-- Supplied entries --
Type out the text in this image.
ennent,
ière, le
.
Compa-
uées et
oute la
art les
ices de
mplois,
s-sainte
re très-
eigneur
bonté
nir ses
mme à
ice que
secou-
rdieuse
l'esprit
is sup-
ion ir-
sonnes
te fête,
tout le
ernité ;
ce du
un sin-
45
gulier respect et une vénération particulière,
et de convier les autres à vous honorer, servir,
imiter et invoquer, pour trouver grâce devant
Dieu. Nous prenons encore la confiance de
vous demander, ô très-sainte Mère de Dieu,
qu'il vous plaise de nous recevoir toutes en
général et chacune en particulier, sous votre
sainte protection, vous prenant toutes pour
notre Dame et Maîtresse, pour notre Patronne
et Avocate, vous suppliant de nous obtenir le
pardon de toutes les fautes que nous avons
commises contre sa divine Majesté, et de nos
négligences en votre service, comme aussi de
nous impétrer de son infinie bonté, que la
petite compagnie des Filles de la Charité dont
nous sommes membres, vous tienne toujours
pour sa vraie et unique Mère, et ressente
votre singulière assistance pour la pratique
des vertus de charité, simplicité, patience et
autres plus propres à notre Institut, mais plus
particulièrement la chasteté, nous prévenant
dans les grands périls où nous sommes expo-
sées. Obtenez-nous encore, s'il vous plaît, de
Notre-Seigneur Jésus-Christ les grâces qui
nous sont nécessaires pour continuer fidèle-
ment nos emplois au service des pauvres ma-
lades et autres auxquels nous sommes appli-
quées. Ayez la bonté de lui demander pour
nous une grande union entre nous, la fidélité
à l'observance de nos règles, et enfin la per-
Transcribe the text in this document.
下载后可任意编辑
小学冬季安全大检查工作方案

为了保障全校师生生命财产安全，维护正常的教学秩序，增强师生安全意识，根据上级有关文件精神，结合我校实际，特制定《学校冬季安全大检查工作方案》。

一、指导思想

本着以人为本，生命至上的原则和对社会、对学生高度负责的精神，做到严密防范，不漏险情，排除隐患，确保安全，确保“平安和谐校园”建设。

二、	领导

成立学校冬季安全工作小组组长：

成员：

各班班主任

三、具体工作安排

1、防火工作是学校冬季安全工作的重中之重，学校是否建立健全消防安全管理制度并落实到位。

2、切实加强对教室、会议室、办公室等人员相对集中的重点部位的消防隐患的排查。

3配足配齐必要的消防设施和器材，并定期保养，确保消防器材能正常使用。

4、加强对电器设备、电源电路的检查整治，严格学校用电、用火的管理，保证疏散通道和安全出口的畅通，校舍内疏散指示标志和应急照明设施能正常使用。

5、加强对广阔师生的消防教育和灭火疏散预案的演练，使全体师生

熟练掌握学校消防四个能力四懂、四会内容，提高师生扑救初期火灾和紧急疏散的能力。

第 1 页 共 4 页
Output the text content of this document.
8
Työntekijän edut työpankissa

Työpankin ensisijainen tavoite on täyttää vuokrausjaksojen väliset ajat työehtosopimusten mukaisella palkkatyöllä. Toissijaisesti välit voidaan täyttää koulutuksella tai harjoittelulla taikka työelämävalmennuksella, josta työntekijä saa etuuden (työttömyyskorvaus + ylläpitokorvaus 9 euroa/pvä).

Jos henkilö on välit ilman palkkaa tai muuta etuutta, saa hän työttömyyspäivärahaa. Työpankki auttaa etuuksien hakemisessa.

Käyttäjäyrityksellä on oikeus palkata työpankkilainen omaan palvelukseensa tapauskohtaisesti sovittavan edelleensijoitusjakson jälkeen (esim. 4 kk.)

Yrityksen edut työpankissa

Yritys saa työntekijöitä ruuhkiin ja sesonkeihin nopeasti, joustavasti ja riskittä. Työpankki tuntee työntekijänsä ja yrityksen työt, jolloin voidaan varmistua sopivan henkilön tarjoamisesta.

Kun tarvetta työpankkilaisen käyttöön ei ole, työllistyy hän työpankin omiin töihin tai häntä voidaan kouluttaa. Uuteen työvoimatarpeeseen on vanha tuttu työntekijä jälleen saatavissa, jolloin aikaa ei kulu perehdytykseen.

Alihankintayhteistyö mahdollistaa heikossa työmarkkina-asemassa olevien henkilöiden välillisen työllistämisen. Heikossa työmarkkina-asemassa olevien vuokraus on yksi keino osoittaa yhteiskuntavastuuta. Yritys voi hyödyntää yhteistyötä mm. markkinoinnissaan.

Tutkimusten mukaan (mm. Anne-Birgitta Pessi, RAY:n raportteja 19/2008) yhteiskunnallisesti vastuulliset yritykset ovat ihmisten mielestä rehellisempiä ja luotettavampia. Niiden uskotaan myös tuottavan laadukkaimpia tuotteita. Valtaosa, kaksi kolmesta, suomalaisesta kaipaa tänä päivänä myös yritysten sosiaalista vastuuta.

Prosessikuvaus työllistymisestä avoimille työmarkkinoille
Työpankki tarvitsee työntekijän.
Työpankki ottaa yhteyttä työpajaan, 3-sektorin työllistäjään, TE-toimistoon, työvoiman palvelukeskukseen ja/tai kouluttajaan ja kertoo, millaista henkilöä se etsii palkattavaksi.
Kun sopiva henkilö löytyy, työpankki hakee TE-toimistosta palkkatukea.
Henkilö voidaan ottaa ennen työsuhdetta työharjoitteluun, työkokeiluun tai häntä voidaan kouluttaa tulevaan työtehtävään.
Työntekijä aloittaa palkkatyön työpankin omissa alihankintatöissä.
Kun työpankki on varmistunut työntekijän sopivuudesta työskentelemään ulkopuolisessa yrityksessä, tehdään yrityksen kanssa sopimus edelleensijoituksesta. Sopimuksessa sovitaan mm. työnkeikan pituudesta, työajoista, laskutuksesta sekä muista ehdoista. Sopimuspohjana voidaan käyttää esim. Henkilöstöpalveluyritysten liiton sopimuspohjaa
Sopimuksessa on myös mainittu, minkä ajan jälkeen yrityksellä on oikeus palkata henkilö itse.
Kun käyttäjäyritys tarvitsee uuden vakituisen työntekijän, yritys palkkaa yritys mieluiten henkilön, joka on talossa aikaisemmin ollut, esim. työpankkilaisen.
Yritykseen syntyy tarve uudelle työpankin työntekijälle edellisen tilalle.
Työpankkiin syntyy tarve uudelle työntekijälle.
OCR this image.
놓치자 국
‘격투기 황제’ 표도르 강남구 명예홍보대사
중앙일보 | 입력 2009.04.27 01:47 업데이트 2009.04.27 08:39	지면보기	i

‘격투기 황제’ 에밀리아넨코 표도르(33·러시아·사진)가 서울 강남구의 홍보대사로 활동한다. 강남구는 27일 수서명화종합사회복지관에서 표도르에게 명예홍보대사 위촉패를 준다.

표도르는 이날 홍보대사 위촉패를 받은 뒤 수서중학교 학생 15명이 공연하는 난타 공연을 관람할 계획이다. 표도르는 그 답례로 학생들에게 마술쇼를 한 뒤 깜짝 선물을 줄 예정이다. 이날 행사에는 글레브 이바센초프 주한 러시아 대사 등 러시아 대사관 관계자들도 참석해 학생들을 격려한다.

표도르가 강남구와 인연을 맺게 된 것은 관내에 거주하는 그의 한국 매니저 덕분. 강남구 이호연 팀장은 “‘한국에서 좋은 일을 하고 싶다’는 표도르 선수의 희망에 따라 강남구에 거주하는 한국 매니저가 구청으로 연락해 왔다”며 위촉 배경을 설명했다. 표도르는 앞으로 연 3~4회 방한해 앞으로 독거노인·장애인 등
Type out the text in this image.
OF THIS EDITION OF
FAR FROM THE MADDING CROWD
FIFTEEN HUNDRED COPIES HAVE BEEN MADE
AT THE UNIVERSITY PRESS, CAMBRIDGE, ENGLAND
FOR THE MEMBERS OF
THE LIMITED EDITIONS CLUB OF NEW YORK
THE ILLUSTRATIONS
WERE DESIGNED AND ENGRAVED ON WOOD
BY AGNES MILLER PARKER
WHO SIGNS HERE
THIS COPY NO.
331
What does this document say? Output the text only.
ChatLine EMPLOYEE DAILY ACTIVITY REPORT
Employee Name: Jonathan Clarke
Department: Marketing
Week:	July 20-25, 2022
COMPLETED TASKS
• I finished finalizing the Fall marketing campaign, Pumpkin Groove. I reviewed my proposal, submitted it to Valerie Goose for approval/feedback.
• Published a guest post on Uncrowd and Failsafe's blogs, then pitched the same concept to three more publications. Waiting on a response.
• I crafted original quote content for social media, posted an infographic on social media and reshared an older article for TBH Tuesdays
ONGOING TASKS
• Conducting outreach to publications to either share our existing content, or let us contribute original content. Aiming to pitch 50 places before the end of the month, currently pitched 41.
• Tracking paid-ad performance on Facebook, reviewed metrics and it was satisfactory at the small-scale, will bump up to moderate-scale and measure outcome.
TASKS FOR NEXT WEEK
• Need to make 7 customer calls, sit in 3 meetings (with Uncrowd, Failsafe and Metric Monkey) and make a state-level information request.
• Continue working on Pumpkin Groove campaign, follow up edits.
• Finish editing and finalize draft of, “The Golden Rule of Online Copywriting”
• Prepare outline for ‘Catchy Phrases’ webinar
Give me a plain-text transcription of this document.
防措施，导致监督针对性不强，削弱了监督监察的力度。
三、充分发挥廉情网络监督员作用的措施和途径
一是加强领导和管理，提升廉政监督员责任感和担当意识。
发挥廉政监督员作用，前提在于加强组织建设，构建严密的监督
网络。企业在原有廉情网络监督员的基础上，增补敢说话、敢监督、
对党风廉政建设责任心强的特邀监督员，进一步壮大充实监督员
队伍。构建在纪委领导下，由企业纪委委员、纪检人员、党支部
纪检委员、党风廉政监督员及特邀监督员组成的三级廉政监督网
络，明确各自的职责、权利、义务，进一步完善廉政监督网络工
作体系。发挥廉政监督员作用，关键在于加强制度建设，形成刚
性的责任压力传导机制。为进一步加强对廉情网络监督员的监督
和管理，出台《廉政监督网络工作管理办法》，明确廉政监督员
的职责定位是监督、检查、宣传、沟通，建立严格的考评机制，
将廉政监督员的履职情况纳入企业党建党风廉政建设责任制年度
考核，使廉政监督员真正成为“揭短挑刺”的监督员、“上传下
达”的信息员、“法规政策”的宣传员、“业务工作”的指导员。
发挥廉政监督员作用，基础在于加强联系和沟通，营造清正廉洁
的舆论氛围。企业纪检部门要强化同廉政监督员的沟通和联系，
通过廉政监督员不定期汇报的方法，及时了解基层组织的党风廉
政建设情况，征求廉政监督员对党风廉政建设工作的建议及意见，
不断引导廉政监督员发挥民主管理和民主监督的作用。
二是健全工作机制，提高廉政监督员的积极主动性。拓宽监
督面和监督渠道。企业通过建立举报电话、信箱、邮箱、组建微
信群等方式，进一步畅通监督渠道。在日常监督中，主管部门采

-- What to work on --
From the listing above, pick out each line where the word "Failsafe" appears.

-- Solved exercise --
• Published a guest post on Uncrowd and Failsafe's blogs, then pitched the same concept to three more publications. Waiting on a response.
• Need to make 7 customer calls, sit in 3 meetings (with Uncrowd, Failsafe and Metric Monkey) and make a state-level information request.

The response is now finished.